## PROBLEM TO SOLVE
Leave out the pictures and return every entry exactly as it appears.

-*-

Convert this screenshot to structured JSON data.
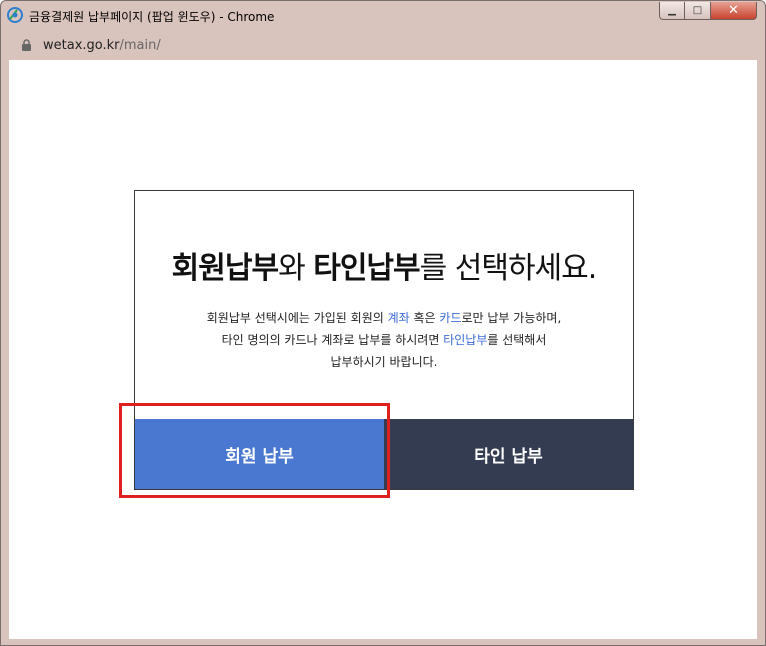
{
  "window": {
    "title": "금융결제원 납부페이지 (팝업 윈도우) - Chrome",
    "controls": {
      "minimize": "▁",
      "maximize": "□",
      "close": "✕"
    }
  },
  "address": {
    "host": "wetax.go.kr",
    "path": "/main/"
  },
  "card": {
    "heading": {
      "part1": "회원납부",
      "part2": "와 ",
      "part3": "타인납부",
      "part4": "를 선택하세요."
    },
    "description": {
      "line1_a": "회원납부 선택시에는 가입된 회원의 ",
      "line1_b": "계좌",
      "line1_c": " 혹은 ",
      "line1_d": "카드",
      "line1_e": "로만 납부 가능하며,",
      "line2_a": "타인 명의의 카드나 계좌로 납부를 하시려면 ",
      "line2_b": "타인납부",
      "line2_c": "를 선택해서",
      "line3": "납부하시기 바랍니다."
    },
    "buttons": {
      "member": "회원 납부",
      "other": "타인 납부"
    }
  },
  "colors": {
    "member_button": "#4a78d0",
    "other_button": "#343c52",
    "highlight_link": "#3b6bd6",
    "annotation_box": "#e01f1f"
  },
  "icons": {
    "app": "chrome-logo-icon",
    "lock": "lock-icon"
  }
}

-*-

## REPLY TO THE TASK
Convert this screenshot to structured JSON data.
{
  "window": {
    "title": "금융결제원 납부페이지 (팝업 윈도우) - Chrome",
    "controls": {
      "minimize": "▁",
      "maximize": "□",
      "close": "✕"
    }
  },
  "address": {
    "host": "wetax.go.kr",
    "path": "/main/"
  },
  "card": {
    "heading": {
      "part1": "회원납부",
      "part2": "와 ",
      "part3": "타인납부",
      "part4": "를 선택하세요."
    },
    "description": {
      "line1_a": "회원납부 선택시에는 가입된 회원의 ",
      "line1_b": "계좌",
      "line1_c": " 혹은 ",
      "line1_d": "카드",
      "line1_e": "로만 납부 가능하며,",
      "line2_a": "타인 명의의 카드나 계좌로 납부를 하시려면 ",
      "line2_b": "타인납부",
      "line2_c": "를 선택해서",
      "line3": "납부하시기 바랍니다."
    },
    "buttons": {
      "member": "회원 납부",
      "other": "타인 납부"
    }
  },
  "colors": {
    "member_button": "#4a78d0",
    "other_button": "#343c52",
    "highlight_link": "#3b6bd6",
    "annotation_box": "#e01f1f"
  },
  "icons": {
    "app": "chrome-logo-icon",
    "lock": "lock-icon"
  }
}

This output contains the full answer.